## DESCRIPTION OF THE TASK:
Tally the lines that contain "property" and report the total alone.

## RECORDS PROVIDED:
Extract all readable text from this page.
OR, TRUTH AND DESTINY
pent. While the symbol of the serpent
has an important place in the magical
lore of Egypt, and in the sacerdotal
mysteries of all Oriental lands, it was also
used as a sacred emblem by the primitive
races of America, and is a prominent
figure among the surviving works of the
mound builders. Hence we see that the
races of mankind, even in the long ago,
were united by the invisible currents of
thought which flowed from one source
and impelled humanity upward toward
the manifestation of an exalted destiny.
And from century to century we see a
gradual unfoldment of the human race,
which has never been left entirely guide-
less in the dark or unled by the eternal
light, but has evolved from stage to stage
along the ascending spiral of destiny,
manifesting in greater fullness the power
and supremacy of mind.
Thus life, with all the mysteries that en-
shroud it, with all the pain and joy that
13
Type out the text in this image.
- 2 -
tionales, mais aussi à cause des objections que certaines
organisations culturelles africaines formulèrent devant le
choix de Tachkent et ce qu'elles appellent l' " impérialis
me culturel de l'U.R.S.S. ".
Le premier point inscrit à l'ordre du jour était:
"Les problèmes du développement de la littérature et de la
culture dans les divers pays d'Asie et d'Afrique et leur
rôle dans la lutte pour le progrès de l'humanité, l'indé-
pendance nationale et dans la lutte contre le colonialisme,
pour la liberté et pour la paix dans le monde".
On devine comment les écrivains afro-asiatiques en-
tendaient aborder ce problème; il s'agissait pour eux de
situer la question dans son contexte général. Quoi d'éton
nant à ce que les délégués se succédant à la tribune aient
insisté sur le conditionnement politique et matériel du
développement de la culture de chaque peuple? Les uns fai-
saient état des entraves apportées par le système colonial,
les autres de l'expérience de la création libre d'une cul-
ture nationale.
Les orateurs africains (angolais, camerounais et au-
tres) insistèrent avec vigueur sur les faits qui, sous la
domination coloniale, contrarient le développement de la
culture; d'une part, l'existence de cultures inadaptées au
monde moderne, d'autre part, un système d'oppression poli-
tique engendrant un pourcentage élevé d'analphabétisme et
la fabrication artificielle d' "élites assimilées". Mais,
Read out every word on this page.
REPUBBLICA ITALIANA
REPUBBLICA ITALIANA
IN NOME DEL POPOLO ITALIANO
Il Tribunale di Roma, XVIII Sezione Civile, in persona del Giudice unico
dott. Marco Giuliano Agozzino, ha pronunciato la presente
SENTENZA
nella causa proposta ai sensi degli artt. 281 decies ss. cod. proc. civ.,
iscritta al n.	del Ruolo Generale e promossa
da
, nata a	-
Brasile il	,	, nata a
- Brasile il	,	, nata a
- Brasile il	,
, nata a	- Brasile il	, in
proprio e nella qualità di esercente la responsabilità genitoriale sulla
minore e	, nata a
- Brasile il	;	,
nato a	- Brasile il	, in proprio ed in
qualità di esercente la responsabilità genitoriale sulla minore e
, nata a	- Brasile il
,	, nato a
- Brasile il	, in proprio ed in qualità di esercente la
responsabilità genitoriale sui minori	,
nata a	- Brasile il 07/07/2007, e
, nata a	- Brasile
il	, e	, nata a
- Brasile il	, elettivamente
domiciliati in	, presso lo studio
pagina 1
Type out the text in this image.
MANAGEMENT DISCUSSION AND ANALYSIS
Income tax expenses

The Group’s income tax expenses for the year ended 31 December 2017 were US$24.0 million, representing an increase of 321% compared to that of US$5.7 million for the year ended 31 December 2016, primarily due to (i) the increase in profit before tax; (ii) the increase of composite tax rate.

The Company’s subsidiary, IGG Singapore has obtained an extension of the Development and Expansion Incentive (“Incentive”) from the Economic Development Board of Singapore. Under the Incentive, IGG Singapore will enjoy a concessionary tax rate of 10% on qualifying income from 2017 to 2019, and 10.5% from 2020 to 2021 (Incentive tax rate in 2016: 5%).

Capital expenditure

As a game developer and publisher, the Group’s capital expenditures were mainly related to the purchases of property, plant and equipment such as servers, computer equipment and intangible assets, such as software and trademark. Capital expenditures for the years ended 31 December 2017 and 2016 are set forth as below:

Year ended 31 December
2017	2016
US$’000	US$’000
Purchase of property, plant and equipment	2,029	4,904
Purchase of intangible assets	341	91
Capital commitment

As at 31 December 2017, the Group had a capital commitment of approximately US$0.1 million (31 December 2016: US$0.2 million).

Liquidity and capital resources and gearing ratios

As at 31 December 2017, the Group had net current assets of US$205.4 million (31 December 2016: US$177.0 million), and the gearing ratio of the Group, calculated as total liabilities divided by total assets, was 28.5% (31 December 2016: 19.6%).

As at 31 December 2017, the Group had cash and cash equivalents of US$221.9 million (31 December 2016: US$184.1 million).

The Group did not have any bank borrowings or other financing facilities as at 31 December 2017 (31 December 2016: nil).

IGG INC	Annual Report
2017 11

## EXERCISE SOLUTION:
2